→ **Extrait de page**:
★ ★ ★

Roberto Ponce Valdespino, un jeune vétérinaire du quartier Fontanar, dans la municipalité de Boyeros à La Havane, est actuellement détenu au VIVAC après avoir été arrêté lors d'une manifestation pacifique contre les coupures de courant et le manque d'eau qui a éclaté la nuit du 5 septembre dans ce quartier résidentiel.
La manifestation a commencé vers 21h30, lorsque des voisins exaspérés par la crise énergétique ont bloqué le feu de circulation de l'Avenida Rancho Boyeros à l'entrée du quartier, ont renversé des poubelles et frappé des casseroles pour se faire entendre.
Le circuit électrique A940 de Fontanar subissait des perturbations continues depuis le 1er septembre, au milieu d'une crise qui ce même jour laissait à peine 1 000 MW disponibles face à une demande de 2 890 MW, avec des coupures de courant dépassant 70 % du territoire national.
Dans une publication de ses réseaux sociaux, l'activiste Tania Tasé a décrit Ponce comme «le bon garçon avec tout le monde, amoureux des animaux, noble, affectueux et généreux», et a souligné que le jeune homme n’a opposé aucune résistance lorsque les agents l'ont intercepté : «Il a essayé de parler avec ses agresseurs et ils se sont acharnés davantage, il a été très frappé».

★ ★ ★

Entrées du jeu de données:

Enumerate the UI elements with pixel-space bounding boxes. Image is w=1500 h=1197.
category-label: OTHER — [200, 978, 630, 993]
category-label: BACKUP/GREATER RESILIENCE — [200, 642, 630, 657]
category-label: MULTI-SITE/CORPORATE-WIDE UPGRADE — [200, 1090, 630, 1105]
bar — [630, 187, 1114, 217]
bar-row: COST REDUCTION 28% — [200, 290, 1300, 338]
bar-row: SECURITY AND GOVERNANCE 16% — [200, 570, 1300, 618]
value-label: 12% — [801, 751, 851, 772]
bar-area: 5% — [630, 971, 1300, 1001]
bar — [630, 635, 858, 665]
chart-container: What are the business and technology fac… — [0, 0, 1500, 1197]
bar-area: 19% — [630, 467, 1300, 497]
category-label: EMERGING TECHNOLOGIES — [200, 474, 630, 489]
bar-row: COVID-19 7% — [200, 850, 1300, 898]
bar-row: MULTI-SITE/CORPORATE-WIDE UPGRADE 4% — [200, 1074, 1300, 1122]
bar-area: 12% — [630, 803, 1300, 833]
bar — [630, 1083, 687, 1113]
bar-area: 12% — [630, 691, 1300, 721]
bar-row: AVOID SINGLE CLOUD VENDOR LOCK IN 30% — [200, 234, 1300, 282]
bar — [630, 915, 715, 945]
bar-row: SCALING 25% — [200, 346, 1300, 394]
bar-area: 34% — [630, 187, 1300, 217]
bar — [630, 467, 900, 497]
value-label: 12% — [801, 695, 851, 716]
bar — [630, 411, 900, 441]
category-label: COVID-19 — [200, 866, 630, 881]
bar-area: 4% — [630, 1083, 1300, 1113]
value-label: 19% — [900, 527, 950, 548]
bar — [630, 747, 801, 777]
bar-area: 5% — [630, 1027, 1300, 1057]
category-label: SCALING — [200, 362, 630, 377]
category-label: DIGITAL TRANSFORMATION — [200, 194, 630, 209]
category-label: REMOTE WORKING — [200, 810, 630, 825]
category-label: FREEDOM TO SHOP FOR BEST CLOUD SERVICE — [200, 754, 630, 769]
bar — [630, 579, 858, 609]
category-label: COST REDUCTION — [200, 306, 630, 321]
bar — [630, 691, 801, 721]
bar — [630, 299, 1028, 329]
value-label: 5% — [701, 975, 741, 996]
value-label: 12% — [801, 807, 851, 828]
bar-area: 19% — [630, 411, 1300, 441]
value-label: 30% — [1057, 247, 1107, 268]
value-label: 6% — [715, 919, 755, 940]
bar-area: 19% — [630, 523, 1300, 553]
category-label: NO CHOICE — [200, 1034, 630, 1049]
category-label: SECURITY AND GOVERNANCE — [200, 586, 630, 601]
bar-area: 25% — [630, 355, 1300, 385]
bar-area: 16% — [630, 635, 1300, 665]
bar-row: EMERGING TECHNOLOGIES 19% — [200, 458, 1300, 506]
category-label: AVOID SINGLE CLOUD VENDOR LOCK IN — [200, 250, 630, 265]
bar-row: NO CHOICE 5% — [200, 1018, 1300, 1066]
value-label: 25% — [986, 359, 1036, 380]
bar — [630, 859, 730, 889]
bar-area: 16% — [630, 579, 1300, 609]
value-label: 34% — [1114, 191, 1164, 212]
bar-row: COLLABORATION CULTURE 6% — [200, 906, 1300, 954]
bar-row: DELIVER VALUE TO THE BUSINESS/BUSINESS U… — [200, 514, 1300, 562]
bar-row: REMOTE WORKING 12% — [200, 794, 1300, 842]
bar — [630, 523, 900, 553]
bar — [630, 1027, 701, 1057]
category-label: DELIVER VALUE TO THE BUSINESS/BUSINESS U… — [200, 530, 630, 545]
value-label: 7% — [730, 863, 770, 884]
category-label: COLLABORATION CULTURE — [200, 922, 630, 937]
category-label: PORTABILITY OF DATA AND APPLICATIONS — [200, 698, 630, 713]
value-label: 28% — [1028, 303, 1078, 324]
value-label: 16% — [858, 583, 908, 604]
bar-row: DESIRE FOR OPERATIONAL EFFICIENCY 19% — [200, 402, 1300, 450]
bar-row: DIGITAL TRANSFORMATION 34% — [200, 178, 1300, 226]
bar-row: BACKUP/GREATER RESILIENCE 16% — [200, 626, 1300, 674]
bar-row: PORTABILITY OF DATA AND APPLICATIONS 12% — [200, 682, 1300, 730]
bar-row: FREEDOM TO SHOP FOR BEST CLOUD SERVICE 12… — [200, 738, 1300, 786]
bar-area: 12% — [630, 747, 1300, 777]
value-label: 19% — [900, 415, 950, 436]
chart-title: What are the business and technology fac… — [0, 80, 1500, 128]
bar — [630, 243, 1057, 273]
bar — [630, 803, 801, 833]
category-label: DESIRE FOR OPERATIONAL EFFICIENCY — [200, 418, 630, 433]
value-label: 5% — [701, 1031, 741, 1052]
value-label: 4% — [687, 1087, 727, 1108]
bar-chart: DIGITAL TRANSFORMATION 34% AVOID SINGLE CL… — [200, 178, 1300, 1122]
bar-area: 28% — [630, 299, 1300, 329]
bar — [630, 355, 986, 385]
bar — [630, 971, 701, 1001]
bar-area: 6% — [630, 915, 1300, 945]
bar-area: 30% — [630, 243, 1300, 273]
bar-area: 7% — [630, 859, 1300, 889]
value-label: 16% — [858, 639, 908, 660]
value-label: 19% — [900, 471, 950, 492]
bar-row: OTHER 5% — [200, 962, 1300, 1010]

★ ★ ★

→ **Objectif du travail**: Poursuivez l'article sur l'arrestation de Roberto Ponce Valdespino à partir de sa dernière phrase.

→ **Espace de réponse**:
Selon des rapports recueillis dans sa plainte, plus de 10 patrouilles de la Police Nationale Révolutionnaire (PNR) sont arrivées sur les lieux en quelques minutes. D'après les témoignages diffusés sur les réseaux sociaux, les agents se sont attaqués avec une violence particulière aux jeunes présents : ils ont poussé, frappé et emporté au moins deux personnes. Ponce a été l'une des premières victimes de cette répression.
À un moment de la manifestation, quelqu'un dans la foule a frappé l'un des policiers les plus agressifs — les versions évoquent une poêle ou un casque de moto. Peu après, Ponce a été arrêté et transféré au VIVAC. Au moins une autre personne a également été détenue, bien que son identité n'ait pas été révélée.
La famille du vétérinaire n'a pas pu lui rendre visite ni confirmer s'il a reçu des soins médicaux après l'agression. Selon la plainte de Tania Tasé, la Sécurité de l'État a menacé les proches de représailles plus sévères contre le jeune homme s'ils rendaient sa situation publique : «Ils ont été menacés par la SE, la Sécurité de l'État, de lourdes représailles contre le garçon s'ils portent plainte et si son cas devient viral sur les réseaux».
Le silence n'a jamais libéré un prisonnier, le silence est la pire option, le silence est CONDAMNATION. Protester n'est pas un délit, c'est un droit, a conclu Tasé dans sa dénonciation.
L'activiste et historienne de l'art Anamely Ramos a également rejoint la dénonciation publique du cas à travers ses réseaux sociaux.
Paradoxalement, après la protestation, Fontanar a partiellement rétabli l'approvisionnement en électricité et en eau à 2h00 du matin, samedi, bien que le service ait de nouveau été interrompu quelques heures plus tard. « Aujourd'hui, Fontanar a de l'électricité et de l'eau, grâce à ceux qui ont protesté », a écrit Tasé.
La détention de Ponce s'inscrit dans un schéma répressif que le régime a intensifié face à la vague de manifestations de 2026.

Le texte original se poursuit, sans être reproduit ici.